* Task statement *
Rewrite all the entries below as a numbered list, one line per item, and drop any blank lines.
-----
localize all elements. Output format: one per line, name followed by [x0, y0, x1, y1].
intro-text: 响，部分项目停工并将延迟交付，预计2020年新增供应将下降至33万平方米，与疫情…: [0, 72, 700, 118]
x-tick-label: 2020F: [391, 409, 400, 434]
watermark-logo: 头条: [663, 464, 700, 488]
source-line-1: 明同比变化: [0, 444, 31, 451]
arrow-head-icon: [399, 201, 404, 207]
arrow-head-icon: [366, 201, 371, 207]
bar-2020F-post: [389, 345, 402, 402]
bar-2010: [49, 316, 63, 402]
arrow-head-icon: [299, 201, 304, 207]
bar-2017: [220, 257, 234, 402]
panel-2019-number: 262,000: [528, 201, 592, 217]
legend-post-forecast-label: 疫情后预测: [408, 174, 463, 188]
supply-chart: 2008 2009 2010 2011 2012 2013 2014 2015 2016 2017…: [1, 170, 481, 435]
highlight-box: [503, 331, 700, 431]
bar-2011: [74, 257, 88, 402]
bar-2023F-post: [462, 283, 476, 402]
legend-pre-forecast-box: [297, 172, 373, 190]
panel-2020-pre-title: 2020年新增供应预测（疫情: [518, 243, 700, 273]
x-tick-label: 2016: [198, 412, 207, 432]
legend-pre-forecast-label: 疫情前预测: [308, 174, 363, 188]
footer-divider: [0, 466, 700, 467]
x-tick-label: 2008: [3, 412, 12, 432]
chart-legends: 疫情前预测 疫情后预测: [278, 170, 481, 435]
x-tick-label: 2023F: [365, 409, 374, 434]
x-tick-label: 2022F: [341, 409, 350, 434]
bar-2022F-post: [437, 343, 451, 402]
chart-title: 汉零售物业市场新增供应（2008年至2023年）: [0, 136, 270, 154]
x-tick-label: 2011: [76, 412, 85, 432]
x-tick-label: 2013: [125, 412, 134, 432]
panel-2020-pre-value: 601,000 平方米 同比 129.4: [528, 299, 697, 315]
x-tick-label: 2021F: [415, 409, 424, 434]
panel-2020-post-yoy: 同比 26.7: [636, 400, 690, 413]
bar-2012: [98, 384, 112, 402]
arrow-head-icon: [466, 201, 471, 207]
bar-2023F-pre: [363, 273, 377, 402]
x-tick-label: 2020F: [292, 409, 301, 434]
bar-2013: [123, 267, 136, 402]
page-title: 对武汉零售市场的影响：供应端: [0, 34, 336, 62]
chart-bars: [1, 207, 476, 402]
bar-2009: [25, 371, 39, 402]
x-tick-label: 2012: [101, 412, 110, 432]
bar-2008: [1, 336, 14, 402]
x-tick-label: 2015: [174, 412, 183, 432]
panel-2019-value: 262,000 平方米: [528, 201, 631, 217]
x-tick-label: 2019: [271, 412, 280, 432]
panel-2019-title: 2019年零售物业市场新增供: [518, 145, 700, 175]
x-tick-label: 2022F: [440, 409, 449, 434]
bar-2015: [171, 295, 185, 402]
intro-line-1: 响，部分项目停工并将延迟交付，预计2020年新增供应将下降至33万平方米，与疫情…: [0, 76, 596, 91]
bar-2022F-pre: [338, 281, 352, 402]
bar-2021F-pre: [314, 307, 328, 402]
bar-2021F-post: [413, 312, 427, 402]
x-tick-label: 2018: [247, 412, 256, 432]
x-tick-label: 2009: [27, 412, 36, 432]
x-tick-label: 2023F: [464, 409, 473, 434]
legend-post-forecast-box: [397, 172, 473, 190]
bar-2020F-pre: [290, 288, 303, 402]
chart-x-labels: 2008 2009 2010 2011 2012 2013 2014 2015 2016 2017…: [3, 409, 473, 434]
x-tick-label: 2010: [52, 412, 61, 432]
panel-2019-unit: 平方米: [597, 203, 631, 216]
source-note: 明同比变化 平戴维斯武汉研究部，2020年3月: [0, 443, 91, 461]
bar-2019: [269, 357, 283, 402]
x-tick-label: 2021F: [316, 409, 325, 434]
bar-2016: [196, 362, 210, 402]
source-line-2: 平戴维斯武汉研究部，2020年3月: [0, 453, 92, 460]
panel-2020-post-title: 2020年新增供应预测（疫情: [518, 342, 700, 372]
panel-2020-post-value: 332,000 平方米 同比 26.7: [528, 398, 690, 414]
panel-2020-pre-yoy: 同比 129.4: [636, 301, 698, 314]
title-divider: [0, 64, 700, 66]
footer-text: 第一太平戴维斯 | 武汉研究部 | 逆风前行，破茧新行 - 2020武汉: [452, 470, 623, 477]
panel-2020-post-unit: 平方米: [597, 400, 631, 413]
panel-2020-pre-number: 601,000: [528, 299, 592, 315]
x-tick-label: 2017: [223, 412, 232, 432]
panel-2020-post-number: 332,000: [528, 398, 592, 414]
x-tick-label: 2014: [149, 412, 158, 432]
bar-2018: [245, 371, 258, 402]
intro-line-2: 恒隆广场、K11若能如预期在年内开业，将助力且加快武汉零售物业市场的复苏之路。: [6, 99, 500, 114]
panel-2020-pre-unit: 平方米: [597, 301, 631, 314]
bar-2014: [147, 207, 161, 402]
-----
* Task solution *
1. localize all elements. Output format: one per line, name followed by [x0, y0, x1, y1].
2. intro-text: 响，部分项目停工并将延迟交付，预计2020年新增供应将下降至33万平方米，与疫情…: [0, 72, 700, 118]
3. x-tick-label: 2020F: [391, 409, 400, 434]
4. watermark-logo: 头条: [663, 464, 700, 488]
5. source-line-1: 明同比变化: [0, 444, 31, 451]
6. arrow-head-icon: [399, 201, 404, 207]
7. arrow-head-icon: [366, 201, 371, 207]
8. bar-2020F-post: [389, 345, 402, 402]
9. bar-2010: [49, 316, 63, 402]
10. arrow-head-icon: [299, 201, 304, 207]
11. bar-2017: [220, 257, 234, 402]
12. panel-2019-number: 262,000: [528, 201, 592, 217]
13. legend-post-forecast-label: 疫情后预测: [408, 174, 463, 188]
14. supply-chart: 2008 2009 2010 2011 2012 2013 2014 2015 2016 2017…: [1, 170, 481, 435]
15. highlight-box: [503, 331, 700, 431]
16. bar-2011: [74, 257, 88, 402]
17. bar-2023F-post: [462, 283, 476, 402]
18. legend-pre-forecast-box: [297, 172, 373, 190]
19. panel-2020-pre-title: 2020年新增供应预测（疫情: [518, 243, 700, 273]
20. x-tick-label: 2016: [198, 412, 207, 432]
21. legend-pre-forecast-label: 疫情前预测: [308, 174, 363, 188]
22. footer-divider: [0, 466, 700, 467]
23. x-tick-label: 2008: [3, 412, 12, 432]
24. chart-legends: 疫情前预测 疫情后预测: [278, 170, 481, 435]
25. x-tick-label: 2023F: [365, 409, 374, 434]
26. x-tick-label: 2022F: [341, 409, 350, 434]
27. bar-2022F-post: [437, 343, 451, 402]
28. chart-title: 汉零售物业市场新增供应（2008年至2023年）: [0, 136, 270, 154]
29. x-tick-label: 2011: [76, 412, 85, 432]
30. x-tick-label: 2013: [125, 412, 134, 432]
31. panel-2020-pre-value: 601,000 平方米 同比 129.4: [528, 299, 697, 315]
32. x-tick-label: 2021F: [415, 409, 424, 434]
33. panel-2020-post-yoy: 同比 26.7: [636, 400, 690, 413]
34. bar-2012: [98, 384, 112, 402]
35. arrow-head-icon: [466, 201, 471, 207]
36. bar-2023F-pre: [363, 273, 377, 402]
37. x-tick-label: 2020F: [292, 409, 301, 434]
38. bar-2013: [123, 267, 136, 402]
39. page-title: 对武汉零售市场的影响：供应端: [0, 34, 336, 62]
40. chart-bars: [1, 207, 476, 402]
41. bar-2009: [25, 371, 39, 402]
42. x-tick-label: 2012: [101, 412, 110, 432]
43. bar-2008: [1, 336, 14, 402]
44. x-tick-label: 2015: [174, 412, 183, 432]
45. panel-2019-value: 262,000 平方米: [528, 201, 631, 217]
46. x-tick-label: 2019: [271, 412, 280, 432]
47. panel-2019-title: 2019年零售物业市场新增供: [518, 145, 700, 175]
48. x-tick-label: 2022F: [440, 409, 449, 434]
49. bar-2015: [171, 295, 185, 402]
50. intro-line-1: 响，部分项目停工并将延迟交付，预计2020年新增供应将下降至33万平方米，与疫情…: [0, 76, 596, 91]
51. bar-2022F-pre: [338, 281, 352, 402]
52. bar-2021F-pre: [314, 307, 328, 402]
53. bar-2021F-post: [413, 312, 427, 402]
54. x-tick-label: 2018: [247, 412, 256, 432]
55. x-tick-label: 2009: [27, 412, 36, 432]
56. x-tick-label: 2023F: [464, 409, 473, 434]
57. legend-post-forecast-box: [397, 172, 473, 190]
58. bar-2020F-pre: [290, 288, 303, 402]
59. chart-x-labels: 2008 2009 2010 2011 2012 2013 2014 2015 2016 2017…: [3, 409, 473, 434]
60. x-tick-label: 2010: [52, 412, 61, 432]
61. panel-2019-unit: 平方米: [597, 203, 631, 216]
62. source-note: 明同比变化 平戴维斯武汉研究部，2020年3月: [0, 443, 91, 461]
63. bar-2019: [269, 357, 283, 402]
64. x-tick-label: 2021F: [316, 409, 325, 434]
65. bar-2016: [196, 362, 210, 402]
66. source-line-2: 平戴维斯武汉研究部，2020年3月: [0, 453, 92, 460]
67. panel-2020-post-title: 2020年新增供应预测（疫情: [518, 342, 700, 372]
68. panel-2020-post-value: 332,000 平方米 同比 26.7: [528, 398, 690, 414]
69. panel-2020-pre-yoy: 同比 129.4: [636, 301, 698, 314]
70. title-divider: [0, 64, 700, 66]
71. footer-text: 第一太平戴维斯 | 武汉研究部 | 逆风前行，破茧新行 - 2020武汉: [452, 470, 623, 477]
72. panel-2020-post-unit: 平方米: [597, 400, 631, 413]
73. panel-2020-pre-number: 601,000: [528, 299, 592, 315]
74. x-tick-label: 2017: [223, 412, 232, 432]
75. panel-2020-post-number: 332,000: [528, 398, 592, 414]
76. x-tick-label: 2014: [149, 412, 158, 432]
77. bar-2018: [245, 371, 258, 402]
78. intro-line-2: 恒隆广场、K11若能如预期在年内开业，将助力且加快武汉零售物业市场的复苏之路。: [6, 99, 500, 114]
79. panel-2020-pre-unit: 平方米: [597, 301, 631, 314]
80. bar-2014: [147, 207, 161, 402]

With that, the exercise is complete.